'''

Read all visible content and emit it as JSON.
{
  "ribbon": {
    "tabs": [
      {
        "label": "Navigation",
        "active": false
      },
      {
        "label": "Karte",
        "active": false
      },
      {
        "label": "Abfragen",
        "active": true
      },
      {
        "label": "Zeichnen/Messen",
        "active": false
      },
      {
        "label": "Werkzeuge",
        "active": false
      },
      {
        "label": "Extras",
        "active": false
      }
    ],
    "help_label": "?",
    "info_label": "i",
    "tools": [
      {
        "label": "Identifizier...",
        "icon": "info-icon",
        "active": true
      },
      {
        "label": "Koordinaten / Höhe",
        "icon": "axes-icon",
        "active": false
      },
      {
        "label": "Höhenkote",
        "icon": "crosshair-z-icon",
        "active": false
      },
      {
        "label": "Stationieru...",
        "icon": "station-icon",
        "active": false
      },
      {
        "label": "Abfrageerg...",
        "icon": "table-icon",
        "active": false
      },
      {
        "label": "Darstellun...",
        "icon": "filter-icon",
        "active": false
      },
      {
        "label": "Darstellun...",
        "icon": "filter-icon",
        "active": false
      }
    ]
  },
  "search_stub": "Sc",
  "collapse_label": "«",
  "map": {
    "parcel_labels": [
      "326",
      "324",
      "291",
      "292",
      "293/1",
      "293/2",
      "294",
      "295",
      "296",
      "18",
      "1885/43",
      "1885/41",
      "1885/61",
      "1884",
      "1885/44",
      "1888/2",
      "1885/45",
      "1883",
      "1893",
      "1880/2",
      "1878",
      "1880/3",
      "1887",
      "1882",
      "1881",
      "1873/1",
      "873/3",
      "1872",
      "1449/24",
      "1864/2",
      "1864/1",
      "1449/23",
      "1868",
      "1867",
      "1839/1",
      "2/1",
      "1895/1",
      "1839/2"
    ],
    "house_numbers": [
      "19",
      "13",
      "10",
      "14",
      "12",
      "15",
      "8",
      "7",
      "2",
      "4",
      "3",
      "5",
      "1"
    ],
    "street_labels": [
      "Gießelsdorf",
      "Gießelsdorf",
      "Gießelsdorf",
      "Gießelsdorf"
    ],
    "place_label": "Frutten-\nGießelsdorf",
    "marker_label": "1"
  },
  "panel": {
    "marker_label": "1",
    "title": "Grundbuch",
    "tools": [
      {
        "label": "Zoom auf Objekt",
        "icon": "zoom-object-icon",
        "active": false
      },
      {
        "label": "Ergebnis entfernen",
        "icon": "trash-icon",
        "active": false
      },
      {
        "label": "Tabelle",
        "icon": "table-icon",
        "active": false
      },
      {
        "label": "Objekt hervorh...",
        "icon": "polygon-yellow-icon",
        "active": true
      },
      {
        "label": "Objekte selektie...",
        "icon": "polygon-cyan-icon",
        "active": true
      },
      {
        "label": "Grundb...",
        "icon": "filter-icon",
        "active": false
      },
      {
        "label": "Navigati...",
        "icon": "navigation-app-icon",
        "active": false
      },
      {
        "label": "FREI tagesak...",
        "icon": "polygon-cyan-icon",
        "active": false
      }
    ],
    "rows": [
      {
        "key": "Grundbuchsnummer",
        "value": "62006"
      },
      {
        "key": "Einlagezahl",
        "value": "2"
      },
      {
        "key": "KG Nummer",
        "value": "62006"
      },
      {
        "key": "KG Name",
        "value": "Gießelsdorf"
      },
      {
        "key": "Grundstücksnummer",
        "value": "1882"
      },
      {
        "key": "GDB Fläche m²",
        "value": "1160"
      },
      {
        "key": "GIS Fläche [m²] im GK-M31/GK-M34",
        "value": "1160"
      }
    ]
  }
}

'''

▸ **SET PROBLEM**: The records above should all be quoted exactly, please.

▸ **FINAL ANSWER**:
Read all visible content and emit it as JSON.
{
  "ribbon": {
    "tabs": [
      {
        "label": "Navigation",
        "active": false
      },
      {
        "label": "Karte",
        "active": false
      },
      {
        "label": "Abfragen",
        "active": true
      },
      {
        "label": "Zeichnen/Messen",
        "active": false
      },
      {
        "label": "Werkzeuge",
        "active": false
      },
      {
        "label": "Extras",
        "active": false
      }
    ],
    "help_label": "?",
    "info_label": "i",
    "tools": [
      {
        "label": "Identifizier...",
        "icon": "info-icon",
        "active": true
      },
      {
        "label": "Koordinaten / Höhe",
        "icon": "axes-icon",
        "active": false
      },
      {
        "label": "Höhenkote",
        "icon": "crosshair-z-icon",
        "active": false
      },
      {
        "label": "Stationieru...",
        "icon": "station-icon",
        "active": false
      },
      {
        "label": "Abfrageerg...",
        "icon": "table-icon",
        "active": false
      },
      {
        "label": "Darstellun...",
        "icon": "filter-icon",
        "active": false
      },
      {
        "label": "Darstellun...",
        "icon": "filter-icon",
        "active": false
      }
    ]
  },
  "search_stub": "Sc",
  "collapse_label": "«",
  "map": {
    "parcel_labels": [
      "326",
      "324",
      "291",
      "292",
      "293/1",
      "293/2",
      "294",
      "295",
      "296",
      "18",
      "1885/43",
      "1885/41",
      "1885/61",
      "1884",
      "1885/44",
      "1888/2",
      "1885/45",
      "1883",
      "1893",
      "1880/2",
      "1878",
      "1880/3",
      "1887",
      "1882",
      "1881",
      "1873/1",
      "873/3",
      "1872",
      "1449/24",
      "1864/2",
      "1864/1",
      "1449/23",
      "1868",
      "1867",
      "1839/1",
      "2/1",
      "1895/1",
      "1839/2"
    ],
    "house_numbers": [
      "19",
      "13",
      "10",
      "14",
      "12",
      "15",
      "8",
      "7",
      "2",
      "4",
      "3",
      "5",
      "1"
    ],
    "street_labels": [
      "Gießelsdorf",
      "Gießelsdorf",
      "Gießelsdorf",
      "Gießelsdorf"
    ],
    "place_label": "Frutten-\nGießelsdorf",
    "marker_label": "1"
  },
  "panel": {
    "marker_label": "1",
    "title": "Grundbuch",
    "tools": [
      {
        "label": "Zoom auf Objekt",
        "icon": "zoom-object-icon",
        "active": false
      },
      {
        "label": "Ergebnis entfernen",
        "icon": "trash-icon",
        "active": false
      },
      {
        "label": "Tabelle",
        "icon": "table-icon",
        "active": false
      },
      {
        "label": "Objekt hervorh...",
        "icon": "polygon-yellow-icon",
        "active": true
      },
      {
        "label": "Objekte selektie...",
        "icon": "polygon-cyan-icon",
        "active": true
      },
      {
        "label": "Grundb...",
        "icon": "filter-icon",
        "active": false
      },
      {
        "label": "Navigati...",
        "icon": "navigation-app-icon",
        "active": false
      },
      {
        "label": "FREI tagesak...",
        "icon": "polygon-cyan-icon",
        "active": false
      }
    ],
    "rows": [
      {
        "key": "Grundbuchsnummer",
        "value": "62006"
      },
      {
        "key": "Einlagezahl",
        "value": "2"
      },
      {
        "key": "KG Nummer",
        "value": "62006"
      },
      {
        "key": "KG Name",
        "value": "Gießelsdorf"
      },
      {
        "key": "Grundstücksnummer",
        "value": "1882"
      },
      {
        "key": "GDB Fläche m²",
        "value": "1160"
      },
      {
        "key": "GIS Fläche [m²] im GK-M31/GK-M34",
        "value": "1160"
      }
    ]
  }
}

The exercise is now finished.